START MATERIAL PROVIDED

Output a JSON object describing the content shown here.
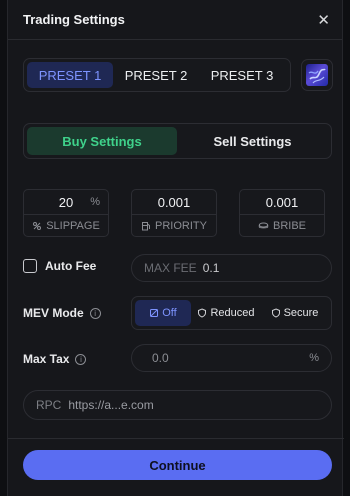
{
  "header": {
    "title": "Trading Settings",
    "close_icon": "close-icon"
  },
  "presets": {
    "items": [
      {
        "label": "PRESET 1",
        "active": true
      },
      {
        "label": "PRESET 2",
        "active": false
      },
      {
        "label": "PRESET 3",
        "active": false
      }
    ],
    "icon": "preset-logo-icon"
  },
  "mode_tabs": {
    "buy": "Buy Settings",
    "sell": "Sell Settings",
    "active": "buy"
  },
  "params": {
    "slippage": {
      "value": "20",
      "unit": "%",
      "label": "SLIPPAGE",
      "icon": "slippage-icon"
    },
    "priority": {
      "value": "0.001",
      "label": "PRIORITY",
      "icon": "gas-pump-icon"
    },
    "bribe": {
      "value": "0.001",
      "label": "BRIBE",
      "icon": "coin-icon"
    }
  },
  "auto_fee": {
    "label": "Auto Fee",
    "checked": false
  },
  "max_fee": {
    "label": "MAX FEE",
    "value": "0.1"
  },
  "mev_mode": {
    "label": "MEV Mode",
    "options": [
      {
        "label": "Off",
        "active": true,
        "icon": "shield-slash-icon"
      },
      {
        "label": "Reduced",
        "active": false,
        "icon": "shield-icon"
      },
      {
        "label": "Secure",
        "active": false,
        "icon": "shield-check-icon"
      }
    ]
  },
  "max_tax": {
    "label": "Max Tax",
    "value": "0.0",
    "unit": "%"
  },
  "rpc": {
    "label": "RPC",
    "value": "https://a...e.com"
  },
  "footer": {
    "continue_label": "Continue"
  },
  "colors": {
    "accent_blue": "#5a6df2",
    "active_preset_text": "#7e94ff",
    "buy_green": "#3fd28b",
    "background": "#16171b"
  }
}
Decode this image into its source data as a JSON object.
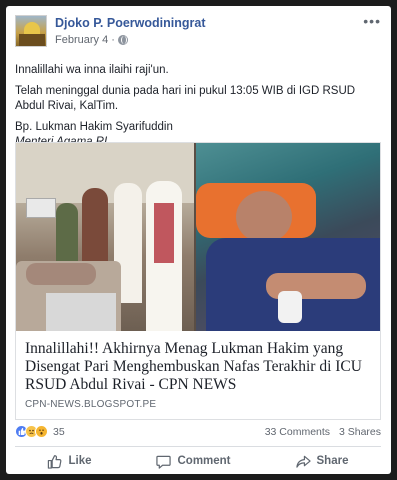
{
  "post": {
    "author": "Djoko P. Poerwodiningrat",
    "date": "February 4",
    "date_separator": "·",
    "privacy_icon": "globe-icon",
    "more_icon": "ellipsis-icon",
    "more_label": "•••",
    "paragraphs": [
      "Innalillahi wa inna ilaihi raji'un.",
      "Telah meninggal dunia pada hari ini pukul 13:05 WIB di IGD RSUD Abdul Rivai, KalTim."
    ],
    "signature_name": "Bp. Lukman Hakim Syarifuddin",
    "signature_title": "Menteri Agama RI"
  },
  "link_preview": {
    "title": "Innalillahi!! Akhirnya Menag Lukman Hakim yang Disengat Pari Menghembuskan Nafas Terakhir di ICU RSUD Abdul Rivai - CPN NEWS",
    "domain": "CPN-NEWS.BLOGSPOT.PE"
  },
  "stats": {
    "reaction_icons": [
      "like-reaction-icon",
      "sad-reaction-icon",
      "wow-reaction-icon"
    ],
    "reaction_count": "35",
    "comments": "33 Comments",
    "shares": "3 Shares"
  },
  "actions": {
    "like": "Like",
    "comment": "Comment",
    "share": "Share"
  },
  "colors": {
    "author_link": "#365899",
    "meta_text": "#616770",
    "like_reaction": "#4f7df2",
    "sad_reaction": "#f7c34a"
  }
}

END MATERIAL PROVIDED

> YOUR INSTRUCTIONS
Return each line in the records that holds the string "NEWS".

> WORKED ANSWER
    "title": "Innalillahi!! Akhirnya Menag Lukman Hakim yang Disengat Pari Menghembuskan Nafas Terakhir di ICU RSUD Abdul Rivai - CPN NEWS",
    "domain": "CPN-NEWS.BLOGSPOT.PE"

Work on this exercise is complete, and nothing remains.